▶ YOUR GOAL
Without the pictures, give the entries below again exactly as written.

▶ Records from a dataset
* Start *

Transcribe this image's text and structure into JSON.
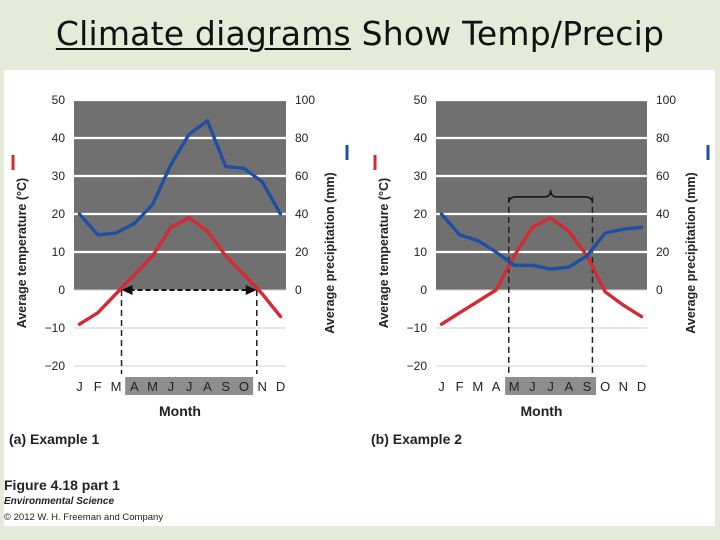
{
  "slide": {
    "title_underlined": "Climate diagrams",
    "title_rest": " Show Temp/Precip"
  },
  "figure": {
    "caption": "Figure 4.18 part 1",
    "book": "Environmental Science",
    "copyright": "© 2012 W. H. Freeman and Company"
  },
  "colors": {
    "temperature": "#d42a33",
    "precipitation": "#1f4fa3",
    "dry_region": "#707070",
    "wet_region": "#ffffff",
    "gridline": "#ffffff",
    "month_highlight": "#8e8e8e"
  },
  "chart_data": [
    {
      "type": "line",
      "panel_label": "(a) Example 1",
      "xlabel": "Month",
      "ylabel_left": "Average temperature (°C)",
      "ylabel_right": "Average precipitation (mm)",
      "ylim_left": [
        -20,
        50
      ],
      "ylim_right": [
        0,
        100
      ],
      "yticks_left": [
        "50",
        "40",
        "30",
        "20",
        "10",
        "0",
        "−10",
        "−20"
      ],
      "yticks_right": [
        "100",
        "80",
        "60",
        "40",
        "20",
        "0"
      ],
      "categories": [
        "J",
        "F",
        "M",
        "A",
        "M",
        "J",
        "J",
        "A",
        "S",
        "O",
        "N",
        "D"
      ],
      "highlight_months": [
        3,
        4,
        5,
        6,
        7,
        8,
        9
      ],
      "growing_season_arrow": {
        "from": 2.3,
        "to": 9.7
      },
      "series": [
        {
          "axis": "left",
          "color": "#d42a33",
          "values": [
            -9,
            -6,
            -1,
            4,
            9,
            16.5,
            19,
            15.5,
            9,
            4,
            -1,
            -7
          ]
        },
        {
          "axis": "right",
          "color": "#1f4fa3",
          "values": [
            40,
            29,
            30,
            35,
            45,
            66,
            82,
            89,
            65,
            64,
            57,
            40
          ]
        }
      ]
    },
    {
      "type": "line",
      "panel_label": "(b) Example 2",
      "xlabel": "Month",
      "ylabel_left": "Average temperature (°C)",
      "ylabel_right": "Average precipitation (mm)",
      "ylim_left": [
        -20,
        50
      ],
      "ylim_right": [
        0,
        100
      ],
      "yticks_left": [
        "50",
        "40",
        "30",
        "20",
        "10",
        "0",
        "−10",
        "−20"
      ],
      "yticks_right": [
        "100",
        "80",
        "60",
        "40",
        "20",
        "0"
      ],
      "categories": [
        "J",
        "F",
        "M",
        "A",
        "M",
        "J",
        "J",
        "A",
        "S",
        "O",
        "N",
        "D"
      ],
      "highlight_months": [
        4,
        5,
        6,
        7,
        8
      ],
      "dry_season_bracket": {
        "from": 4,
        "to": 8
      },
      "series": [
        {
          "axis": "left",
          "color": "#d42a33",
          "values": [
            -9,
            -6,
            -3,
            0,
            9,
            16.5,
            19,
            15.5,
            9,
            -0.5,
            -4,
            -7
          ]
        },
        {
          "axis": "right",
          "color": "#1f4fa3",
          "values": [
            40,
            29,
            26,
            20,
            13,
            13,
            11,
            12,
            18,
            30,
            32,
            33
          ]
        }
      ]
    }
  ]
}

* End *

▶ RESPONSE
Transcribe this image's text and structure into JSON.
{
  "slide": {
    "title_underlined": "Climate diagrams",
    "title_rest": " Show Temp/Precip"
  },
  "figure": {
    "caption": "Figure 4.18 part 1",
    "book": "Environmental Science",
    "copyright": "© 2012 W. H. Freeman and Company"
  },
  "colors": {
    "temperature": "#d42a33",
    "precipitation": "#1f4fa3",
    "dry_region": "#707070",
    "wet_region": "#ffffff",
    "gridline": "#ffffff",
    "month_highlight": "#8e8e8e"
  },
  "chart_data": [
    {
      "type": "line",
      "panel_label": "(a) Example 1",
      "xlabel": "Month",
      "ylabel_left": "Average temperature (°C)",
      "ylabel_right": "Average precipitation (mm)",
      "ylim_left": [
        -20,
        50
      ],
      "ylim_right": [
        0,
        100
      ],
      "yticks_left": [
        "50",
        "40",
        "30",
        "20",
        "10",
        "0",
        "−10",
        "−20"
      ],
      "yticks_right": [
        "100",
        "80",
        "60",
        "40",
        "20",
        "0"
      ],
      "categories": [
        "J",
        "F",
        "M",
        "A",
        "M",
        "J",
        "J",
        "A",
        "S",
        "O",
        "N",
        "D"
      ],
      "highlight_months": [
        3,
        4,
        5,
        6,
        7,
        8,
        9
      ],
      "growing_season_arrow": {
        "from": 2.3,
        "to": 9.7
      },
      "series": [
        {
          "axis": "left",
          "color": "#d42a33",
          "values": [
            -9,
            -6,
            -1,
            4,
            9,
            16.5,
            19,
            15.5,
            9,
            4,
            -1,
            -7
          ]
        },
        {
          "axis": "right",
          "color": "#1f4fa3",
          "values": [
            40,
            29,
            30,
            35,
            45,
            66,
            82,
            89,
            65,
            64,
            57,
            40
          ]
        }
      ]
    },
    {
      "type": "line",
      "panel_label": "(b) Example 2",
      "xlabel": "Month",
      "ylabel_left": "Average temperature (°C)",
      "ylabel_right": "Average precipitation (mm)",
      "ylim_left": [
        -20,
        50
      ],
      "ylim_right": [
        0,
        100
      ],
      "yticks_left": [
        "50",
        "40",
        "30",
        "20",
        "10",
        "0",
        "−10",
        "−20"
      ],
      "yticks_right": [
        "100",
        "80",
        "60",
        "40",
        "20",
        "0"
      ],
      "categories": [
        "J",
        "F",
        "M",
        "A",
        "M",
        "J",
        "J",
        "A",
        "S",
        "O",
        "N",
        "D"
      ],
      "highlight_months": [
        4,
        5,
        6,
        7,
        8
      ],
      "dry_season_bracket": {
        "from": 4,
        "to": 8
      },
      "series": [
        {
          "axis": "left",
          "color": "#d42a33",
          "values": [
            -9,
            -6,
            -3,
            0,
            9,
            16.5,
            19,
            15.5,
            9,
            -0.5,
            -4,
            -7
          ]
        },
        {
          "axis": "right",
          "color": "#1f4fa3",
          "values": [
            40,
            29,
            26,
            20,
            13,
            13,
            11,
            12,
            18,
            30,
            32,
            33
          ]
        }
      ]
    }
  ]
}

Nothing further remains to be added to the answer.